Material for this exercise START

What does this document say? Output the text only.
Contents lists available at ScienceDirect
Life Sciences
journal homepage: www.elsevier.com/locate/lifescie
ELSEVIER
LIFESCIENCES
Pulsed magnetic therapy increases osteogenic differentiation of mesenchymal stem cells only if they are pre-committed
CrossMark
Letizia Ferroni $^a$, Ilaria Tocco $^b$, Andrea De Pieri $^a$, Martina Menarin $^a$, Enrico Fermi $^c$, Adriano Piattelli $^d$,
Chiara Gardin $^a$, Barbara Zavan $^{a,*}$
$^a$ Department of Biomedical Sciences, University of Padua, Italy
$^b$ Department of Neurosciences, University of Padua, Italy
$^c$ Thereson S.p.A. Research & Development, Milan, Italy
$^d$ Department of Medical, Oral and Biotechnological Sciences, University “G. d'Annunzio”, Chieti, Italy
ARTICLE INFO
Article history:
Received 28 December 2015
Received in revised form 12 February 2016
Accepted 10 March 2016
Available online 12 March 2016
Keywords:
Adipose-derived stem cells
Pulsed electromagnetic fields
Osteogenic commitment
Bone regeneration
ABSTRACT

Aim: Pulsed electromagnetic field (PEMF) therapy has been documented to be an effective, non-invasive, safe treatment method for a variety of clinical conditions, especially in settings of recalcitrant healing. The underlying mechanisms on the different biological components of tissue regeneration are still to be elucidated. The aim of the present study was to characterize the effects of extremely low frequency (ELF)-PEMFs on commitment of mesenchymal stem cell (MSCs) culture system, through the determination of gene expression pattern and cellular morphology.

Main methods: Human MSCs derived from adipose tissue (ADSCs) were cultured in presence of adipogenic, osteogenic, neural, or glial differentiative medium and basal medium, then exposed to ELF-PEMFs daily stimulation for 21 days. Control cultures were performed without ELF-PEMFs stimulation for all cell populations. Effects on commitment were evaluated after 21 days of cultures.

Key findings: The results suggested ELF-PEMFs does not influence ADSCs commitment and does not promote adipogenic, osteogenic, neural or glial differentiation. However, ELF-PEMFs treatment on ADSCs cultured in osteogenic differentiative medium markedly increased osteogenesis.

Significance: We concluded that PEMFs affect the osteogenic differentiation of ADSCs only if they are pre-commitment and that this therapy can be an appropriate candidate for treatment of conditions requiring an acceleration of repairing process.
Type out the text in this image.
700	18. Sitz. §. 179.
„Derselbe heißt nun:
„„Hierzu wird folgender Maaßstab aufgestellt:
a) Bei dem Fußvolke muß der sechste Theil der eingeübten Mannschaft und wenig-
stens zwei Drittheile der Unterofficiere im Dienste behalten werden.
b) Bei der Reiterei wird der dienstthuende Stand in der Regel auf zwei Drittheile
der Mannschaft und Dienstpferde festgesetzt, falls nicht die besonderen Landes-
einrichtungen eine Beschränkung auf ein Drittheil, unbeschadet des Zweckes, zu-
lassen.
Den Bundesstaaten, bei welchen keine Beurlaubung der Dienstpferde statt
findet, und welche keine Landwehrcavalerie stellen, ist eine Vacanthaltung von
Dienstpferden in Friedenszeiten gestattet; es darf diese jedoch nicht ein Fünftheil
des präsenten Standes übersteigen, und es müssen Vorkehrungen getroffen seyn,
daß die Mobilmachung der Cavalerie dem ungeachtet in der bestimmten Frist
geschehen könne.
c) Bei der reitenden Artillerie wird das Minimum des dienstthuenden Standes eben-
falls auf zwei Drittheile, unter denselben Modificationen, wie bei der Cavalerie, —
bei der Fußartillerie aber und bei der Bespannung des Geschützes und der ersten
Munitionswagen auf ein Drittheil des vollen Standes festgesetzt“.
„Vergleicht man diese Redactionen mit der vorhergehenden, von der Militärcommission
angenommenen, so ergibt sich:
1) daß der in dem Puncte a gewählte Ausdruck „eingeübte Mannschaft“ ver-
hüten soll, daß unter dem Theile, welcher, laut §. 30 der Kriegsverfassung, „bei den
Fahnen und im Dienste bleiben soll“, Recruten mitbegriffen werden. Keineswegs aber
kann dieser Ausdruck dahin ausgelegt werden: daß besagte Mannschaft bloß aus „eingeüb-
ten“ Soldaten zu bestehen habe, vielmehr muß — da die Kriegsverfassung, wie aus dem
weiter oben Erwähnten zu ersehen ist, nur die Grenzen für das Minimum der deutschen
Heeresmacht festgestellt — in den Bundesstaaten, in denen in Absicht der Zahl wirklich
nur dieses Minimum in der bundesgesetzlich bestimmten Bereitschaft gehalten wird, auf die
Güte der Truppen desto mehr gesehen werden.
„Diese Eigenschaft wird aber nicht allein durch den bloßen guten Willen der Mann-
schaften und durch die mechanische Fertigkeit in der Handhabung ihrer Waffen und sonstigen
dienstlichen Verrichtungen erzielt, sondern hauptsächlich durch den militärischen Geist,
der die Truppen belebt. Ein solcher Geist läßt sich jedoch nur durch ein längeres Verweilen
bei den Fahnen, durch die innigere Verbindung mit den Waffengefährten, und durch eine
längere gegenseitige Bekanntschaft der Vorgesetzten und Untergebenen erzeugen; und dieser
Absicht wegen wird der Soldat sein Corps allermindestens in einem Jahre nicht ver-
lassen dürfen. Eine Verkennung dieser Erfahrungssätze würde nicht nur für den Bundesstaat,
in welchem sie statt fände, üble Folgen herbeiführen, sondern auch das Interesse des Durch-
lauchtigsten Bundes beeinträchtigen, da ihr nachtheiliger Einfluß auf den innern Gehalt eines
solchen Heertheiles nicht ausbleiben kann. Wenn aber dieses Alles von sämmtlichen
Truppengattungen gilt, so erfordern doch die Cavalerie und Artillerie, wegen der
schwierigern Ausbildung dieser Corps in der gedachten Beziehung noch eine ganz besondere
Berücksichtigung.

Material for this exercise END

What the task asks >> Using the entries above, work out the number of lines containing the string "Padua", and supply only that number.

Solution to the problem >> 2